>> Start MATERIAL PROVIDED

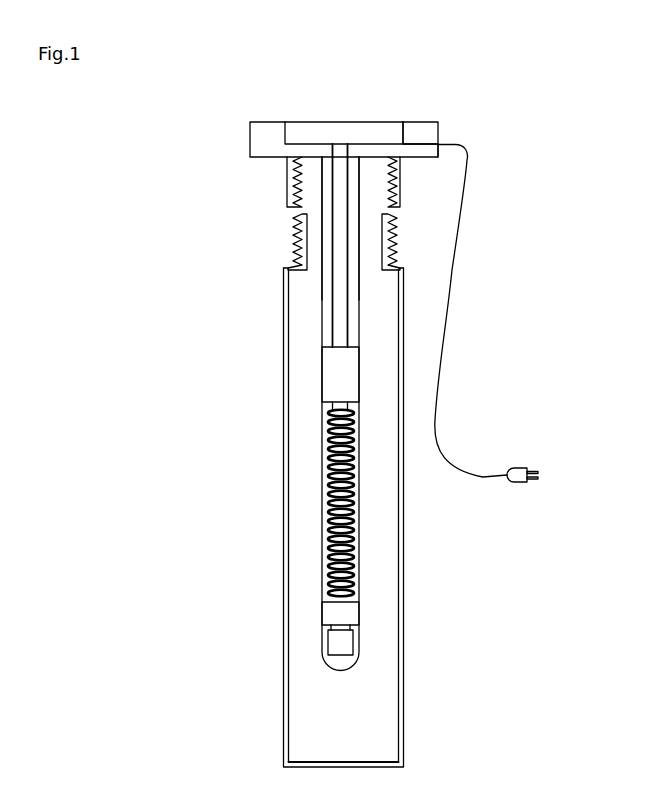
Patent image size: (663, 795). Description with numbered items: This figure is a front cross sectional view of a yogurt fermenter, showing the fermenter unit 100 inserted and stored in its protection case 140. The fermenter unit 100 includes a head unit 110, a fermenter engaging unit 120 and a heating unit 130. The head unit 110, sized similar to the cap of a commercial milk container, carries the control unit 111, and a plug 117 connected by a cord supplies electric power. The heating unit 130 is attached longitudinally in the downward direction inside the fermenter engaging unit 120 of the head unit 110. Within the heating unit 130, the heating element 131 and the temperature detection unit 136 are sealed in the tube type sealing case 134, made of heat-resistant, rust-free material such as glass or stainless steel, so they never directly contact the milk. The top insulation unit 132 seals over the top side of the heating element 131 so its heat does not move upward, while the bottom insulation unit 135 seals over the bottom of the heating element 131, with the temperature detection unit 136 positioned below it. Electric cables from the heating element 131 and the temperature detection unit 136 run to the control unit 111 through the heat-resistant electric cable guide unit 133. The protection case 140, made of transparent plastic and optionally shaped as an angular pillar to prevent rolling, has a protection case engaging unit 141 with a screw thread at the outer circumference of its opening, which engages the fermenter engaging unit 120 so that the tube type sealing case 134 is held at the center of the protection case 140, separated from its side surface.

The fermenter unit 100 is at (257, 141).
The head unit 110 is at (416, 130).
The control unit 111 is at (335, 130).
The plug 117 is at (519, 468).
The fermenter engaging unit 120 is at (292, 180).
The heating unit 130 is at (352, 275).
The heating element 131 is at (356, 532).
The top insulation unit 132 is at (330, 373).
The electric cable guide unit 133 is at (343, 322).
The tube type sealing case 134 is at (327, 533).
The bottom insulation unit 135 is at (332, 620).
The temperature detection unit 136 is at (337, 647).
The protection case 140 is at (400, 690).
The protection case engaging unit 141 is at (297, 236).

>> End MATERIAL PROVIDED

→ GIVEN TASK: Update the data above by replacing "yogurt fermenter" with "yogurt maker" and leaving everything else unchanged. Leave the pictures out of your answer.

→ SOLUTION TO THIS TASK:
Patent image size: (663, 795). Description with numbered items: This figure is a front cross sectional view of a yogurt maker, showing the fermenter unit 100 inserted and stored in its protection case 140. The fermenter unit 100 includes a head unit 110, a fermenter engaging unit 120 and a heating unit 130. The head unit 110, sized similar to the cap of a commercial milk container, carries the control unit 111, and a plug 117 connected by a cord supplies electric power. The heating unit 130 is attached longitudinally in the downward direction inside the fermenter engaging unit 120 of the head unit 110. Within the heating unit 130, the heating element 131 and the temperature detection unit 136 are sealed in the tube type sealing case 134, made of heat-resistant, rust-free material such as glass or stainless steel, so they never directly contact the milk. The top insulation unit 132 seals over the top side of the heating element 131 so its heat does not move upward, while the bottom insulation unit 135 seals over the bottom of the heating element 131, with the temperature detection unit 136 positioned below it. Electric cables from the heating element 131 and the temperature detection unit 136 run to the control unit 111 through the heat-resistant electric cable guide unit 133. The protection case 140, made of transparent plastic and optionally shaped as an angular pillar to prevent rolling, has a protection case engaging unit 141 with a screw thread at the outer circumference of its opening, which engages the fermenter engaging unit 120 so that the tube type sealing case 134 is held at the center of the protection case 140, separated from its side surface.

The fermenter unit 100 is at (257, 141).
The head unit 110 is at (416, 130).
The control unit 111 is at (335, 130).
The plug 117 is at (519, 468).
The fermenter engaging unit 120 is at (292, 180).
The heating unit 130 is at (352, 275).
The heating element 131 is at (356, 532).
The top insulation unit 132 is at (330, 373).
The electric cable guide unit 133 is at (343, 322).
The tube type sealing case 134 is at (327, 533).
The bottom insulation unit 135 is at (332, 620).
The temperature detection unit 136 is at (337, 647).
The protection case 140 is at (400, 690).
The protection case engaging unit 141 is at (297, 236).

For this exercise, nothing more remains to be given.